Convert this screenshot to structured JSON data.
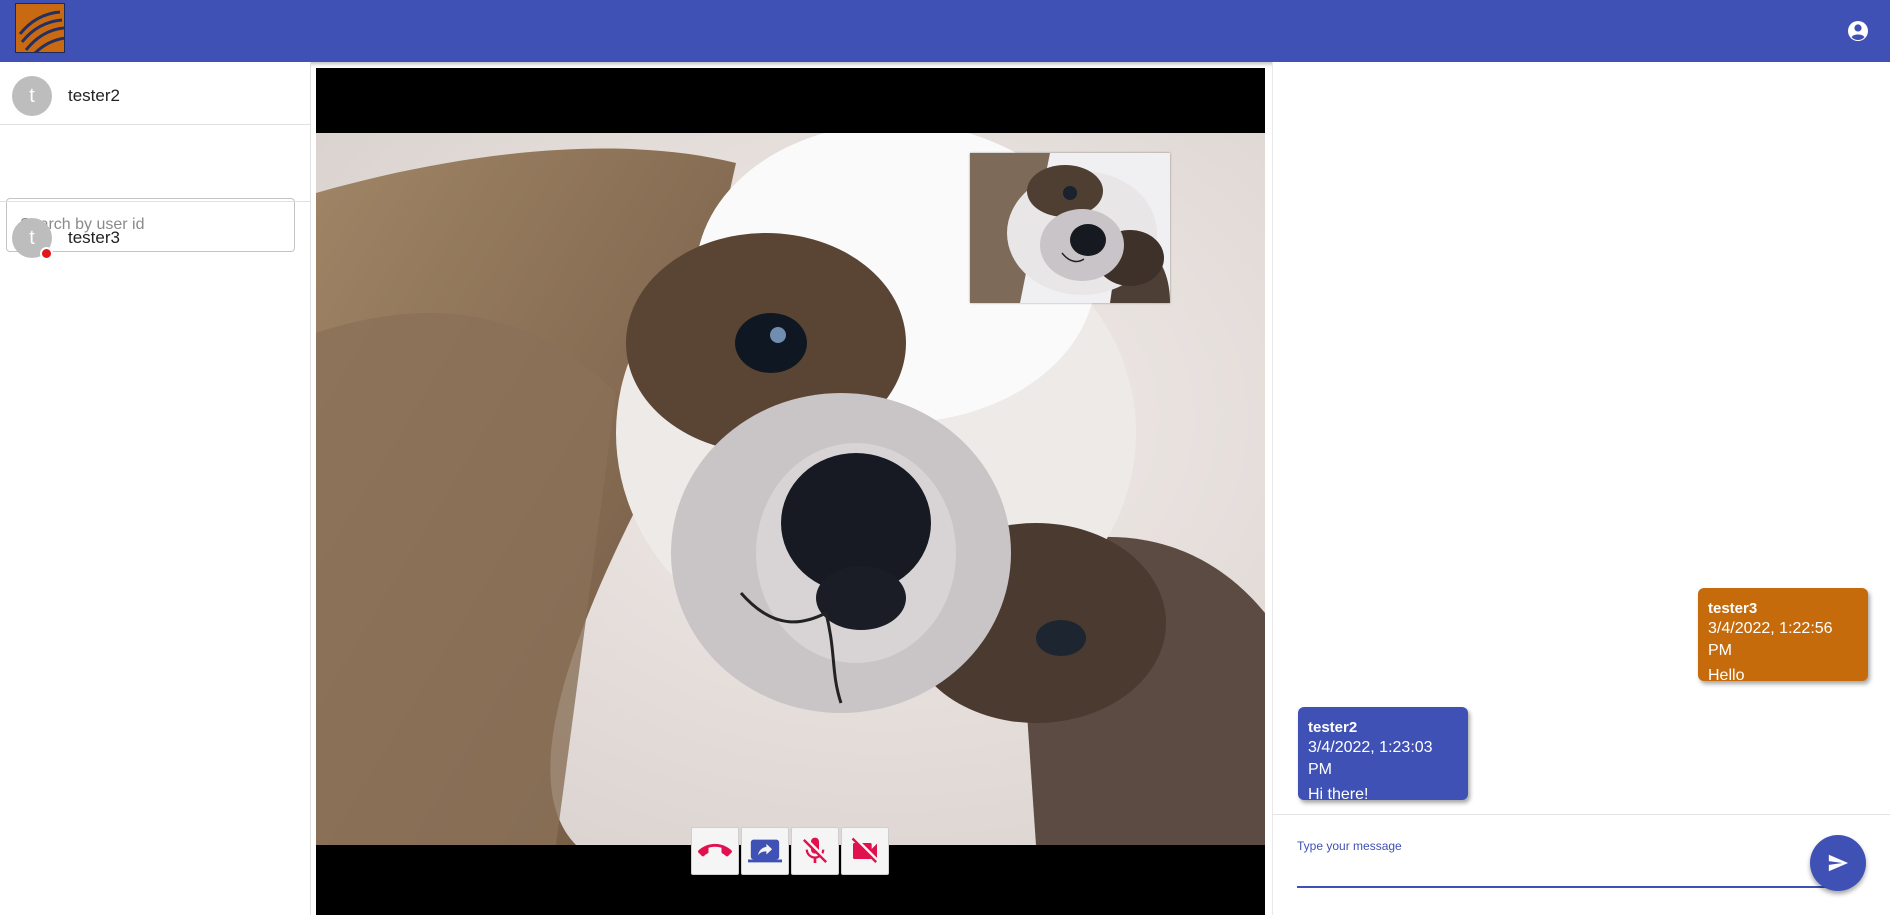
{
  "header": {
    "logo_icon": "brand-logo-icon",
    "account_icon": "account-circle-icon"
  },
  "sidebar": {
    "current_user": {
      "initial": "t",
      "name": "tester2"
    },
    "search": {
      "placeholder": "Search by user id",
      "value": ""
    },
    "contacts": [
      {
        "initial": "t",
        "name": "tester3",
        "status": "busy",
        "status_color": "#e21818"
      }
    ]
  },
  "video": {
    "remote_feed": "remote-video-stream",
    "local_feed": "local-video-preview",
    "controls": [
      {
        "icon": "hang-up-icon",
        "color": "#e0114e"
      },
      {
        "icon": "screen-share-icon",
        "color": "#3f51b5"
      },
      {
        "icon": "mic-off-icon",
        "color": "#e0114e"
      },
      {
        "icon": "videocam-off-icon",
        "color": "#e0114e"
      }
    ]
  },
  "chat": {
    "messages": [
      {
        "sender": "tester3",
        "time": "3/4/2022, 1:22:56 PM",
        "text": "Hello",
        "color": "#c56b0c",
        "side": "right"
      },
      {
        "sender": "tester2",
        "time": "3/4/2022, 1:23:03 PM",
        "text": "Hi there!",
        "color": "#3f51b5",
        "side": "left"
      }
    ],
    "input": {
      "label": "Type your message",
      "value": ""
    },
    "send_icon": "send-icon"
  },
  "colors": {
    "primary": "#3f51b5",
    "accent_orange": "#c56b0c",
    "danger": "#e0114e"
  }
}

════

(GOAL):
Your task is an exact transcription of all the data, minus the pictures.

(COMPLETED EXERCISE):
Convert this screenshot to structured JSON data.
{
  "header": {
    "logo_icon": "brand-logo-icon",
    "account_icon": "account-circle-icon"
  },
  "sidebar": {
    "current_user": {
      "initial": "t",
      "name": "tester2"
    },
    "search": {
      "placeholder": "Search by user id",
      "value": ""
    },
    "contacts": [
      {
        "initial": "t",
        "name": "tester3",
        "status": "busy",
        "status_color": "#e21818"
      }
    ]
  },
  "video": {
    "remote_feed": "remote-video-stream",
    "local_feed": "local-video-preview",
    "controls": [
      {
        "icon": "hang-up-icon",
        "color": "#e0114e"
      },
      {
        "icon": "screen-share-icon",
        "color": "#3f51b5"
      },
      {
        "icon": "mic-off-icon",
        "color": "#e0114e"
      },
      {
        "icon": "videocam-off-icon",
        "color": "#e0114e"
      }
    ]
  },
  "chat": {
    "messages": [
      {
        "sender": "tester3",
        "time": "3/4/2022, 1:22:56 PM",
        "text": "Hello",
        "color": "#c56b0c",
        "side": "right"
      },
      {
        "sender": "tester2",
        "time": "3/4/2022, 1:23:03 PM",
        "text": "Hi there!",
        "color": "#3f51b5",
        "side": "left"
      }
    ],
    "input": {
      "label": "Type your message",
      "value": ""
    },
    "send_icon": "send-icon"
  },
  "colors": {
    "primary": "#3f51b5",
    "accent_orange": "#c56b0c",
    "danger": "#e0114e"
  }
}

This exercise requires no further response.